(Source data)

((

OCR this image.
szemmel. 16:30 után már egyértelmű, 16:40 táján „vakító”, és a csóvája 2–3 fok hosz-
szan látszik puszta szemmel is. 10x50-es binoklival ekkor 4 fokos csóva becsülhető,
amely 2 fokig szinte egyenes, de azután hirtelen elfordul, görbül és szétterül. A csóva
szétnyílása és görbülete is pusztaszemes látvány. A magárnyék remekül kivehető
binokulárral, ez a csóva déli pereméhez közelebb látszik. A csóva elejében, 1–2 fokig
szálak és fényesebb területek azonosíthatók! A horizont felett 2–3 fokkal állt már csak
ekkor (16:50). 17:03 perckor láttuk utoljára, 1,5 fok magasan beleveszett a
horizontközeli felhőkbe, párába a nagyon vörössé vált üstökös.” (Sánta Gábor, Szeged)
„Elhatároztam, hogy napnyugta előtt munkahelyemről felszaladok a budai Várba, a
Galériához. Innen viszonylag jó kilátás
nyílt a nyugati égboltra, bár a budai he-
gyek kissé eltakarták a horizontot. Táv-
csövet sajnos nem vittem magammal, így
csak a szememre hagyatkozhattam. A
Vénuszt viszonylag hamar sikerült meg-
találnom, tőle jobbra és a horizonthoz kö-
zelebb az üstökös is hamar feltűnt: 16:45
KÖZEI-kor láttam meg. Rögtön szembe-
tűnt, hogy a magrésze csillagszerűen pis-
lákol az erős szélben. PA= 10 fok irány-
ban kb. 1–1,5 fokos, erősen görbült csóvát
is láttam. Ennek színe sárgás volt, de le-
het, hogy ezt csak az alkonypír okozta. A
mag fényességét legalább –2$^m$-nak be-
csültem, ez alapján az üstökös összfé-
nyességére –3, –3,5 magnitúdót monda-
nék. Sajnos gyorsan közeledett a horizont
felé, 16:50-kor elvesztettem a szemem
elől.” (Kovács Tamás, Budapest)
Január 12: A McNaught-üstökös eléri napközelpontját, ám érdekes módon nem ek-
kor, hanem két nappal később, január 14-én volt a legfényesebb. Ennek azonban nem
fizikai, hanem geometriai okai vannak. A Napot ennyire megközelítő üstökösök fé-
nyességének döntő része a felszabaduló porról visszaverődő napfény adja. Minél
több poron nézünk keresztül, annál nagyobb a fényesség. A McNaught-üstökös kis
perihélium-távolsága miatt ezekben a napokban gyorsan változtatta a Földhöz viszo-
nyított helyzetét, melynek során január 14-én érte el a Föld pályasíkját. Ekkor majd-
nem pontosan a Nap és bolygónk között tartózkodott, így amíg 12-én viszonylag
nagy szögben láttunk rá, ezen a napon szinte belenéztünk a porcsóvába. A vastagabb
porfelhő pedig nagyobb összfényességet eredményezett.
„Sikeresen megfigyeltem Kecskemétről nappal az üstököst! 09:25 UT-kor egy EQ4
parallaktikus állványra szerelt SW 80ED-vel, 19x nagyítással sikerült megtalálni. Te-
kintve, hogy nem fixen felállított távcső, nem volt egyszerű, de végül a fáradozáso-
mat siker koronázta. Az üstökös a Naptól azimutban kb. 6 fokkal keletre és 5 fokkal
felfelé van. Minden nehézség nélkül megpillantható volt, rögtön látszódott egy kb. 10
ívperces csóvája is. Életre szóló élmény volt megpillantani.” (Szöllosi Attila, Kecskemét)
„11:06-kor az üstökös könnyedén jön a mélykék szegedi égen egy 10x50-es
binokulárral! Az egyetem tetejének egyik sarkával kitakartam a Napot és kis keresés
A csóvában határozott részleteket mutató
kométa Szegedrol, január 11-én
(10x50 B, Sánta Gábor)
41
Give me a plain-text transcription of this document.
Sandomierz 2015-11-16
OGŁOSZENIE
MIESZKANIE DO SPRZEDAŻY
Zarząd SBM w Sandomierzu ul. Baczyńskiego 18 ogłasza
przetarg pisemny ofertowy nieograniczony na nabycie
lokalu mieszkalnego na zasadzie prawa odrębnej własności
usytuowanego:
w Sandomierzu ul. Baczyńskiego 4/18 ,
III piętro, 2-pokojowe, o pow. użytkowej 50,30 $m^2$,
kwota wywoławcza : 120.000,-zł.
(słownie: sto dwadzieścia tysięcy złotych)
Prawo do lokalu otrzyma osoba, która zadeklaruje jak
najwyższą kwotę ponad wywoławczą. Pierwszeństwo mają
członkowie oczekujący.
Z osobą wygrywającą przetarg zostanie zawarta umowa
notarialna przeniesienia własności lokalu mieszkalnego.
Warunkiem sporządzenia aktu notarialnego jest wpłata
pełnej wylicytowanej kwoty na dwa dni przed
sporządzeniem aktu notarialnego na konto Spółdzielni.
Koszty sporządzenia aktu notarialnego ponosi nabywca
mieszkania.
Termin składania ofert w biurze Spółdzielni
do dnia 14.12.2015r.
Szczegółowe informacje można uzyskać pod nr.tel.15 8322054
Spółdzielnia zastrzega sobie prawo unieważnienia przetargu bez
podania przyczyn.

))
((

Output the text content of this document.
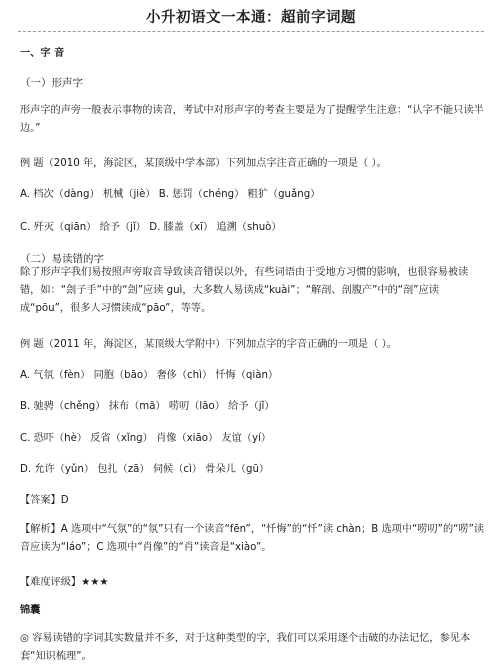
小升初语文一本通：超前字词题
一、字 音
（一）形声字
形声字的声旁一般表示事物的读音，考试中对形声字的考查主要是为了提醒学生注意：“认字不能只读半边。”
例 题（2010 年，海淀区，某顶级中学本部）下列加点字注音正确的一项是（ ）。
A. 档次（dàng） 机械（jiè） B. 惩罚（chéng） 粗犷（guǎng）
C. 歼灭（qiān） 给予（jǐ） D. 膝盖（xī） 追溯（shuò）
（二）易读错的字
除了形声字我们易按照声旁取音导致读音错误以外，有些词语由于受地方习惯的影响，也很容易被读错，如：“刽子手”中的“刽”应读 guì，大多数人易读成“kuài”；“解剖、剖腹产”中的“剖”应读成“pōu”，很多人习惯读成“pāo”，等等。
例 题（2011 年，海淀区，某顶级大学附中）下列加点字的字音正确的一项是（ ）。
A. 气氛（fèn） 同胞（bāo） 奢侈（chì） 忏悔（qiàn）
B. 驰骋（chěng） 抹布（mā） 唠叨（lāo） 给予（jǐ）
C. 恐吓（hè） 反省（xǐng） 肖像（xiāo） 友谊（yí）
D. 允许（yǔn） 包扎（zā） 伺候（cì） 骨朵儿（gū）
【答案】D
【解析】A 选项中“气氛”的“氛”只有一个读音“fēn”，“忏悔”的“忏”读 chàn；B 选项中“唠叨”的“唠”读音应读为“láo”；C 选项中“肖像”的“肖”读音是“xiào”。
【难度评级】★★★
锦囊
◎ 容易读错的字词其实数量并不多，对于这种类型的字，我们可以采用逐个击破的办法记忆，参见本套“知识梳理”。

))
((

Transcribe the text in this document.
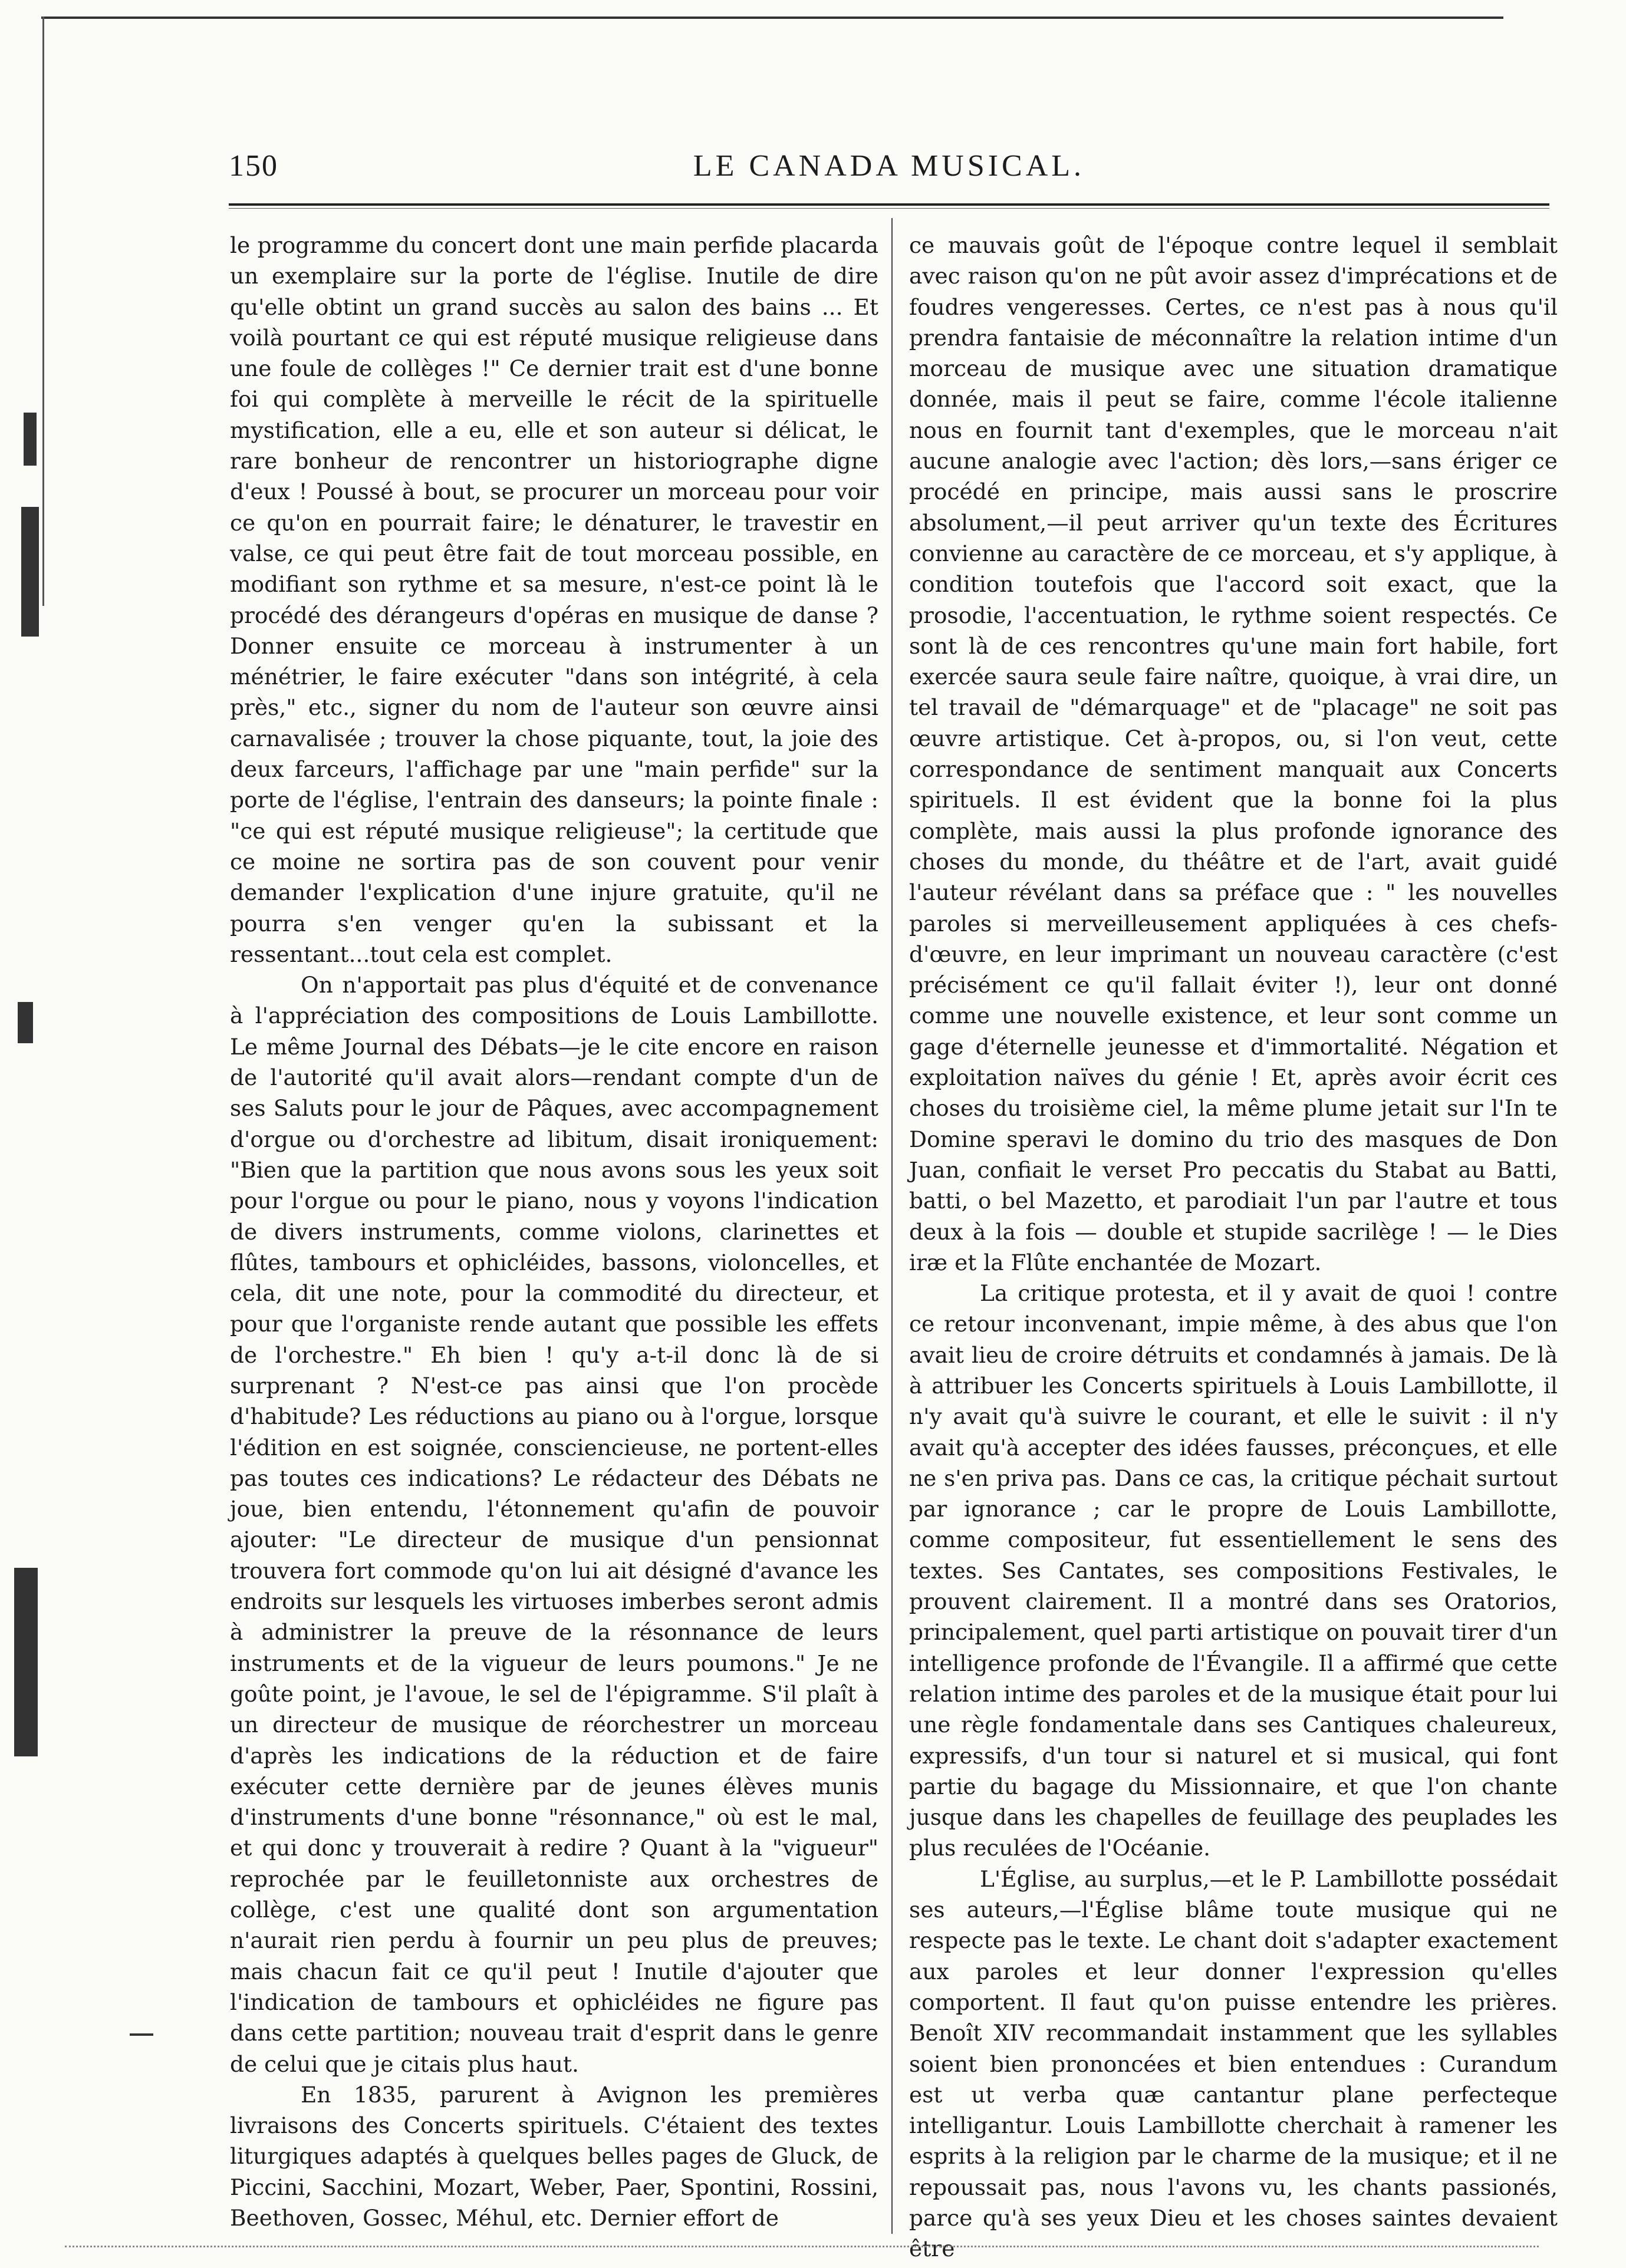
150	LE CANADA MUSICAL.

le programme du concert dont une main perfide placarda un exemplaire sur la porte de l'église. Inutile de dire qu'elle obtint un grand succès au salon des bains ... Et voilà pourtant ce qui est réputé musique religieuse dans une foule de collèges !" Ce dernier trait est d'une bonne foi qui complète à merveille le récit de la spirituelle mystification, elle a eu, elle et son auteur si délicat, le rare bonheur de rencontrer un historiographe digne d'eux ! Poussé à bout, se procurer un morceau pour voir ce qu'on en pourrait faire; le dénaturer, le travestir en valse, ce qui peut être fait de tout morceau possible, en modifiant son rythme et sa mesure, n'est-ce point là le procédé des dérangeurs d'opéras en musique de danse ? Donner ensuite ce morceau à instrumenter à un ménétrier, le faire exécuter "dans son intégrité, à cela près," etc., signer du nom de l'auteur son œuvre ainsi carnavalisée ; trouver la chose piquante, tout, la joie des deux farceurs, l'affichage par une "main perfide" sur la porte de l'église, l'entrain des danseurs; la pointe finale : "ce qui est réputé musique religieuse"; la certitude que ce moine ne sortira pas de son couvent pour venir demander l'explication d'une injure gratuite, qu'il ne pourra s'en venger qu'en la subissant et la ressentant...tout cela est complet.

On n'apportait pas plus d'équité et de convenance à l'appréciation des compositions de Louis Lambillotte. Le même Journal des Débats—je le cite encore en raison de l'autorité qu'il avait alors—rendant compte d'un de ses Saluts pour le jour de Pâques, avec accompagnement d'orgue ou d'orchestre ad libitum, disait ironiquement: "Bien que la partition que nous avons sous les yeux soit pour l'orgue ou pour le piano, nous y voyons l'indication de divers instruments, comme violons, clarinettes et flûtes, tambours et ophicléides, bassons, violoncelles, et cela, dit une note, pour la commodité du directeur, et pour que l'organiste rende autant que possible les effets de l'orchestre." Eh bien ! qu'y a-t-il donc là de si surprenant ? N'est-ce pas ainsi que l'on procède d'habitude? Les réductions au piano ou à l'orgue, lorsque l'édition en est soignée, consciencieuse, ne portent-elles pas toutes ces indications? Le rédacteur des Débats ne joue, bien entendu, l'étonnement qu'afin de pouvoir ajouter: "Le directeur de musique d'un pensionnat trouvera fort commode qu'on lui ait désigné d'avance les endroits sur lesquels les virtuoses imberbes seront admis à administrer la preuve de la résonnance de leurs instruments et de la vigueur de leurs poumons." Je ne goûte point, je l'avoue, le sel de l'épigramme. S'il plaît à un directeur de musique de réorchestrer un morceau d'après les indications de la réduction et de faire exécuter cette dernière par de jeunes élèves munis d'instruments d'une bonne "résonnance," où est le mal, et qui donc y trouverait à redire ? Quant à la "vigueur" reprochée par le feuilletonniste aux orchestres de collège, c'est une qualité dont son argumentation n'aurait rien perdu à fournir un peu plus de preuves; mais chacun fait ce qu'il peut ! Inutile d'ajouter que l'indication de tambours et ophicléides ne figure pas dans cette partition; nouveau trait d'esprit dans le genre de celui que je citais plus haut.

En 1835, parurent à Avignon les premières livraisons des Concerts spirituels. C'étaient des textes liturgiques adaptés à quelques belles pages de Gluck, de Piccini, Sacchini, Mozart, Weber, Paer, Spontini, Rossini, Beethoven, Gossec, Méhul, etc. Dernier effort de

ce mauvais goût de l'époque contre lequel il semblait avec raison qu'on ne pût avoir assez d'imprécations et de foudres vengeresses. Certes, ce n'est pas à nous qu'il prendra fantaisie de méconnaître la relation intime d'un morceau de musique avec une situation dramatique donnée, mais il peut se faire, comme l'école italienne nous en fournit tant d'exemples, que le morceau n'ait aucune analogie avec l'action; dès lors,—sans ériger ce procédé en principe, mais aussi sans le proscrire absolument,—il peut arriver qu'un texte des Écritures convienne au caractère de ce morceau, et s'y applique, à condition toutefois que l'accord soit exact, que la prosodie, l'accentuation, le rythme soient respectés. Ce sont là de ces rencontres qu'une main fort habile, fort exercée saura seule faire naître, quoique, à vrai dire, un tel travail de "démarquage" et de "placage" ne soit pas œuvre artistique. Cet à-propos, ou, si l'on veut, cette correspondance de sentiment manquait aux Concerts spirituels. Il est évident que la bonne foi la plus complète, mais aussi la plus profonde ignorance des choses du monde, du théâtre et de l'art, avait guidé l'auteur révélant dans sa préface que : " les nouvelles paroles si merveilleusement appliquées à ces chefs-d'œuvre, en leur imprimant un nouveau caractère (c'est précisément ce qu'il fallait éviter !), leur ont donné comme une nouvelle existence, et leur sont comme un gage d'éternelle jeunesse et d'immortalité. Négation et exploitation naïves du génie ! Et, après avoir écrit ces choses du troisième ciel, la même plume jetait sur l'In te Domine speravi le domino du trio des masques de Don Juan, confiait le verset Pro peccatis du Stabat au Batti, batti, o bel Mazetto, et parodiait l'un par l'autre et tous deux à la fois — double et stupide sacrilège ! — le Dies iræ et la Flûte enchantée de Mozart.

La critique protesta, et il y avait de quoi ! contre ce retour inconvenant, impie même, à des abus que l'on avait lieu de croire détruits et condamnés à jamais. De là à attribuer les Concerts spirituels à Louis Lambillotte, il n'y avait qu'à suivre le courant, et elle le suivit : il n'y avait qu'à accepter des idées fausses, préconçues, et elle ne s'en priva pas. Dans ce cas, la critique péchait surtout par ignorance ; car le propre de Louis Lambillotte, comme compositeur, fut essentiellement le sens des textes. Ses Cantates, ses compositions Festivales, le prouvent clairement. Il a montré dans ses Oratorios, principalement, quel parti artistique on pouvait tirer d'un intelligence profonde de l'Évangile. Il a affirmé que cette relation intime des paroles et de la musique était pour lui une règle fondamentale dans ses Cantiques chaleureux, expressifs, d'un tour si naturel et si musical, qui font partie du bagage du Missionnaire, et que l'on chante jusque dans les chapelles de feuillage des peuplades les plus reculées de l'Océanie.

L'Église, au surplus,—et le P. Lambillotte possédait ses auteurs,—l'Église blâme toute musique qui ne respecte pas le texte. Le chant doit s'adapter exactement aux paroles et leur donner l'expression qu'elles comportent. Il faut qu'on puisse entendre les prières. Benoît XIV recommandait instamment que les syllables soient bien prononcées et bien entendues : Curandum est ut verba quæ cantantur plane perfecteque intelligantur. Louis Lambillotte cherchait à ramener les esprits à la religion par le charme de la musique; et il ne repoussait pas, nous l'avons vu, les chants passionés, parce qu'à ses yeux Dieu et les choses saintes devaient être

))

■ Exercise description
Give a single number: the count of lines above that include the word "McNaught".

■ Answer
2